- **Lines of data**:

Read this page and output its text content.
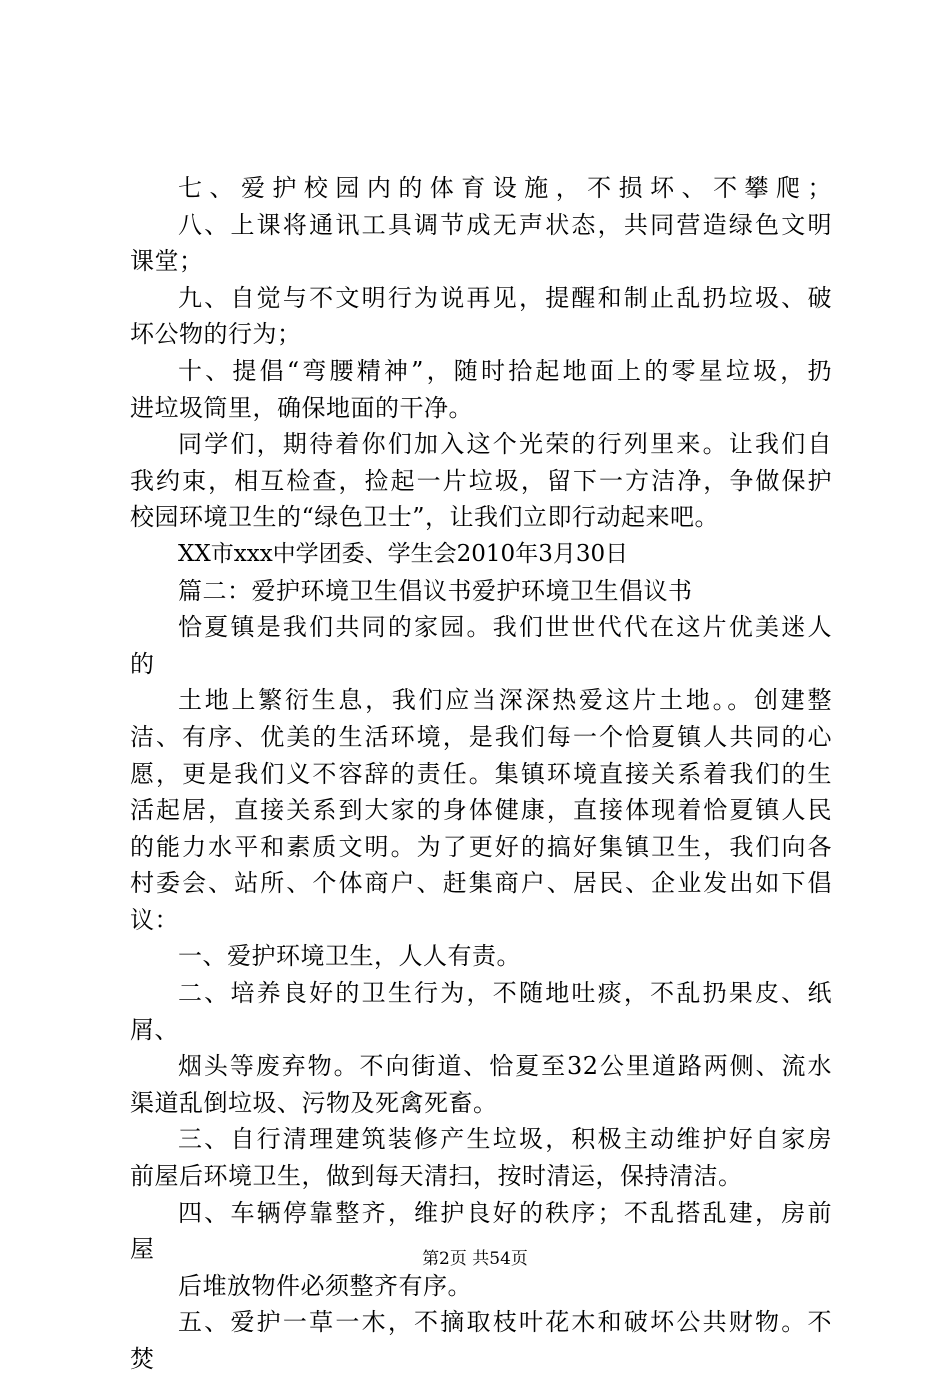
七、爱护校园内的体育设施，不损坏、不攀爬；
八、上课将通讯工具调节成无声状态，共同营造绿色文明
课堂；
九、自觉与不文明行为说再见，提醒和制止乱扔垃圾、破
坏公物的行为；
十、提倡“弯腰精神”，随时拾起地面上的零星垃圾，扔
进垃圾筒里，确保地面的干净。
同学们，期待着你们加入这个光荣的行列里来。让我们自
我约束，相互检查，捡起一片垃圾，留下一方洁净，争做保护
校园环境卫生的“绿色卫士”，让我们立即行动起来吧。
XX市xxx中学团委、学生会2010年3月30日
篇二：爱护环境卫生倡议书爱护环境卫生倡议书
恰夏镇是我们共同的家园。我们世世代代在这片优美迷人
的
土地上繁衍生息，我们应当深深热爱这片土地。。创建整
洁、有序、优美的生活环境，是我们每一个恰夏镇人共同的心
愿，更是我们义不容辞的责任。集镇环境直接关系着我们的生
活起居，直接关系到大家的身体健康，直接体现着恰夏镇人民
的能力水平和素质文明。为了更好的搞好集镇卫生，我们向各
村委会、站所、个体商户、赶集商户、居民、企业发出如下倡
议：
一、爱护环境卫生，人人有责。
二、培养良好的卫生行为，不随地吐痰，不乱扔果皮、纸
屑、
烟头等废弃物。不向街道、恰夏至32公里道路两侧、流水
渠道乱倒垃圾、污物及死禽死畜。
三、自行清理建筑装修产生垃圾，积极主动维护好自家房
前屋后环境卫生，做到每天清扫，按时清运，保持清洁。
四、车辆停靠整齐，维护良好的秩序；不乱搭乱建，房前
屋
后堆放物件必须整齐有序。
五、爱护一草一木，不摘取枝叶花木和破坏公共财物。不
焚
第2页 共54页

- **OBJECTIVE**: Please write out all of the material above without changing a word, and omit any pictures.

- **EXERCISE RESPONSE**:
Read this page and output its text content.
七、爱护校园内的体育设施，不损坏、不攀爬；
八、上课将通讯工具调节成无声状态，共同营造绿色文明
课堂；
九、自觉与不文明行为说再见，提醒和制止乱扔垃圾、破
坏公物的行为；
十、提倡“弯腰精神”，随时拾起地面上的零星垃圾，扔
进垃圾筒里，确保地面的干净。
同学们，期待着你们加入这个光荣的行列里来。让我们自
我约束，相互检查，捡起一片垃圾，留下一方洁净，争做保护
校园环境卫生的“绿色卫士”，让我们立即行动起来吧。
XX市xxx中学团委、学生会2010年3月30日
篇二：爱护环境卫生倡议书爱护环境卫生倡议书
恰夏镇是我们共同的家园。我们世世代代在这片优美迷人
的
土地上繁衍生息，我们应当深深热爱这片土地。。创建整
洁、有序、优美的生活环境，是我们每一个恰夏镇人共同的心
愿，更是我们义不容辞的责任。集镇环境直接关系着我们的生
活起居，直接关系到大家的身体健康，直接体现着恰夏镇人民
的能力水平和素质文明。为了更好的搞好集镇卫生，我们向各
村委会、站所、个体商户、赶集商户、居民、企业发出如下倡
议：
一、爱护环境卫生，人人有责。
二、培养良好的卫生行为，不随地吐痰，不乱扔果皮、纸
屑、
烟头等废弃物。不向街道、恰夏至32公里道路两侧、流水
渠道乱倒垃圾、污物及死禽死畜。
三、自行清理建筑装修产生垃圾，积极主动维护好自家房
前屋后环境卫生，做到每天清扫，按时清运，保持清洁。
四、车辆停靠整齐，维护良好的秩序；不乱搭乱建，房前
屋
后堆放物件必须整齐有序。
五、爱护一草一木，不摘取枝叶花木和破坏公共财物。不
焚
第2页 共54页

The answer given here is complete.